Items from a data source
——
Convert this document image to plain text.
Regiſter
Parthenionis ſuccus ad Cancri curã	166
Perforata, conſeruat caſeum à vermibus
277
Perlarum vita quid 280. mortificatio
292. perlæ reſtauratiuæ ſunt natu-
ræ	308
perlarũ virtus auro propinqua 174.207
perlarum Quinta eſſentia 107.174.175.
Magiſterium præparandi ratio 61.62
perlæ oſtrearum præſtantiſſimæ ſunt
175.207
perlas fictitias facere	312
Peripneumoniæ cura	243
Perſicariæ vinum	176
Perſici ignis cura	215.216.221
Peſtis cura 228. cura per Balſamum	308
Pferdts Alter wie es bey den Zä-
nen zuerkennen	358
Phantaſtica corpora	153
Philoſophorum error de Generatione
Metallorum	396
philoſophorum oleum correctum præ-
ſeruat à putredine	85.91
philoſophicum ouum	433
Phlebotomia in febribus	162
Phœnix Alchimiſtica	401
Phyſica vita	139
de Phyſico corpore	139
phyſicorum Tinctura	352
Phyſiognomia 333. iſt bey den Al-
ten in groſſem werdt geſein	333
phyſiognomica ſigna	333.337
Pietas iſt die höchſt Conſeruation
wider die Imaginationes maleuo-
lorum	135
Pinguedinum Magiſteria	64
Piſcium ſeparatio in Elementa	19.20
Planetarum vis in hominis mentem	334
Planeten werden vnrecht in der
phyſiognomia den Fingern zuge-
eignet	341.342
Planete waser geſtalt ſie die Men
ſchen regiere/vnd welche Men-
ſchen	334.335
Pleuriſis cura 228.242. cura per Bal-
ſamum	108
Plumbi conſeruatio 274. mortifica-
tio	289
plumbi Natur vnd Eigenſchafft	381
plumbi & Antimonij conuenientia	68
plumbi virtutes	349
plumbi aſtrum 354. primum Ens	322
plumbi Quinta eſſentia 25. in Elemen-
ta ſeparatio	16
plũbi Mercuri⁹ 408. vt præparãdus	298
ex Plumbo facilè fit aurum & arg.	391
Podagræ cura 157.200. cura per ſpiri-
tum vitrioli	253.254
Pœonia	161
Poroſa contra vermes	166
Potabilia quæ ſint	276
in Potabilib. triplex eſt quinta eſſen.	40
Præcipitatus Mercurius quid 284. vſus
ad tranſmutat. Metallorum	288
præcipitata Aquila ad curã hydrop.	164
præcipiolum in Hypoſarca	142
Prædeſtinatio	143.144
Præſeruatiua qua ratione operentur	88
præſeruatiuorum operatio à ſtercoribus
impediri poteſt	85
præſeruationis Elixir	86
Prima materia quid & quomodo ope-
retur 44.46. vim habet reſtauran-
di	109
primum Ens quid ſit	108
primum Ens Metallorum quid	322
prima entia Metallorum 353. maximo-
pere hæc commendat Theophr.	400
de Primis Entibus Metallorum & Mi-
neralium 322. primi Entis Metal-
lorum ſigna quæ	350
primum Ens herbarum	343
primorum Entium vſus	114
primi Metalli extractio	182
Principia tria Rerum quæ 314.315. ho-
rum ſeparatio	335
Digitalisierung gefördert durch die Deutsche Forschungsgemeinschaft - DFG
——
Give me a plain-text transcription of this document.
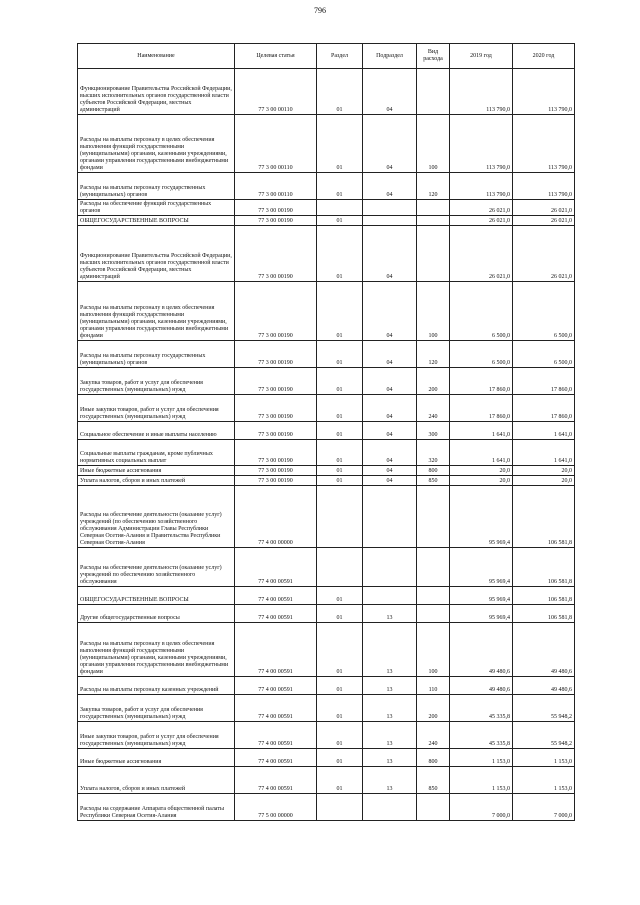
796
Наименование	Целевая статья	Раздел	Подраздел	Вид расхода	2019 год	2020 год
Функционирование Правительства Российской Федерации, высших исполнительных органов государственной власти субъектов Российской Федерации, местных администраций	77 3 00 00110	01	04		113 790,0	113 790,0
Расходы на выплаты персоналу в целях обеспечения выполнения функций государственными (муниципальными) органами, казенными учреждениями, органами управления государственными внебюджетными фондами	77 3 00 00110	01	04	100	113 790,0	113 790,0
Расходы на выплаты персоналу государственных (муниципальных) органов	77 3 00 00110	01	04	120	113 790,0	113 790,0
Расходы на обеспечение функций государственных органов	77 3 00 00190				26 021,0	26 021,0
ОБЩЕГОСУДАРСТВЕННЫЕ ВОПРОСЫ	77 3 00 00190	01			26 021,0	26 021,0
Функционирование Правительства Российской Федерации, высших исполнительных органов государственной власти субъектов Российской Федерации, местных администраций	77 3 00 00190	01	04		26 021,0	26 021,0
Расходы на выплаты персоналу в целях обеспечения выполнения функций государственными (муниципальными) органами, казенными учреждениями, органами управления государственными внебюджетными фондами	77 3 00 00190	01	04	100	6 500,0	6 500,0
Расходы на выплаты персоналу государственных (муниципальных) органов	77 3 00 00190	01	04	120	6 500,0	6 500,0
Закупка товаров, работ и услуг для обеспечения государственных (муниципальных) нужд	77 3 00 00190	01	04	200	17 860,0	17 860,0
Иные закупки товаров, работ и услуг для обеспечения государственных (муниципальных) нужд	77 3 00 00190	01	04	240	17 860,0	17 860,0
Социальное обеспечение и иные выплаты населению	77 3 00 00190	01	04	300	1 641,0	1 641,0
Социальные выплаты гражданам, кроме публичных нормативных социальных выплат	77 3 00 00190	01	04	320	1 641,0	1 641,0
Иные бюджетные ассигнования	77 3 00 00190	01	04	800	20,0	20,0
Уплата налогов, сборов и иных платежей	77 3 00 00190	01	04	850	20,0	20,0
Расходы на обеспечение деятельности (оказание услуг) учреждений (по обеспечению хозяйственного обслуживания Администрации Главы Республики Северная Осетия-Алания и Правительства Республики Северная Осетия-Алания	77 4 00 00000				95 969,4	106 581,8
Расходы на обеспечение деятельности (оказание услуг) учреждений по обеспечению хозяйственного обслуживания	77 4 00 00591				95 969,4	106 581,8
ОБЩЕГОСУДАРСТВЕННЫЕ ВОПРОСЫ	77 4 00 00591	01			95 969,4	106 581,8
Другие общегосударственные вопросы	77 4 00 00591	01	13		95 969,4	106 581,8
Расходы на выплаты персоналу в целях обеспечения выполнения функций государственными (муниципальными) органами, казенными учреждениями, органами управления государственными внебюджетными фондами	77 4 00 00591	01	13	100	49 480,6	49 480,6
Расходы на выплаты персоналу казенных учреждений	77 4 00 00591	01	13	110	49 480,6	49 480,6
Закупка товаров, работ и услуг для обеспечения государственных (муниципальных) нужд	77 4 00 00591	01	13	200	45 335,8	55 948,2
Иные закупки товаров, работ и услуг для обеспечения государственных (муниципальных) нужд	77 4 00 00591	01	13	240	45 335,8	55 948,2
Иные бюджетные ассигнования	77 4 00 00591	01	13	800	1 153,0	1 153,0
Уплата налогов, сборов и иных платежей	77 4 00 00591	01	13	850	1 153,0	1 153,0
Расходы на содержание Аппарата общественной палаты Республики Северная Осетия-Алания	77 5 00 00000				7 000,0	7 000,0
——
-- WHAT THE EXERCISE ASKS --
Say how many lines in the records contain the string "Функционирование", and say nothing else.

-- FINISHED TASK --
2